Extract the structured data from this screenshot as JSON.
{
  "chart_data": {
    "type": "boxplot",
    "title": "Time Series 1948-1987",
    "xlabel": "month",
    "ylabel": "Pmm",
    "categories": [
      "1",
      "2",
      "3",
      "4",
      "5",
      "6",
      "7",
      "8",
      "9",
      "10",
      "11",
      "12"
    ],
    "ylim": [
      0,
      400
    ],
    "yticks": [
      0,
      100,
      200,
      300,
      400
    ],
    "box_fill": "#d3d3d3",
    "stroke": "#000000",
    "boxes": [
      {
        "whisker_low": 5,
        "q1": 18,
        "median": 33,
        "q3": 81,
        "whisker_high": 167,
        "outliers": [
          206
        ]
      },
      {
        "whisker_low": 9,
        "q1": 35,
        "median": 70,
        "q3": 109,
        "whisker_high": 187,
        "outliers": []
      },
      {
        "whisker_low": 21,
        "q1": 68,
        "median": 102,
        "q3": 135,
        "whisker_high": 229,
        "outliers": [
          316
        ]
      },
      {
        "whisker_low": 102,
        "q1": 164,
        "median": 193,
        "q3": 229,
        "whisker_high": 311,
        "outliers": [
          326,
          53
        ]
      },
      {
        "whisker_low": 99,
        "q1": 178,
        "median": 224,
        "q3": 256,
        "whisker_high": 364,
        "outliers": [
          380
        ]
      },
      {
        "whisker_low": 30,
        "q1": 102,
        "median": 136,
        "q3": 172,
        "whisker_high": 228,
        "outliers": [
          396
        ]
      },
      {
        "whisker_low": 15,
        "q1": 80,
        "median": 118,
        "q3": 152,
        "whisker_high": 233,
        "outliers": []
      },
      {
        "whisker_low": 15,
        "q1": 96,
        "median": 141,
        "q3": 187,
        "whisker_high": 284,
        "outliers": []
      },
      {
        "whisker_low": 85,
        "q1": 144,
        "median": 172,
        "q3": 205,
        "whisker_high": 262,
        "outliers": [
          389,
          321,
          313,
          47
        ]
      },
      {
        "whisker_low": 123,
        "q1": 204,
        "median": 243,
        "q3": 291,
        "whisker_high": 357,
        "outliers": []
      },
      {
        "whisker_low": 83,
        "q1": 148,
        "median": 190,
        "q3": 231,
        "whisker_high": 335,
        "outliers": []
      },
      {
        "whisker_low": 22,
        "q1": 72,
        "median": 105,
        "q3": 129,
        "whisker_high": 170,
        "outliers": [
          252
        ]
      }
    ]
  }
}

————————

== Problem description ==
Go through the listing above and pull out each line containing the word "median".

== Worked answer ==
        "median": 33,
        "median": 70,
        "median": 102,
        "median": 193,
        "median": 224,
        "median": 136,
        "median": 118,
        "median": 141,
        "median": 172,
        "median": 243,
        "median": 190,
        "median": 105,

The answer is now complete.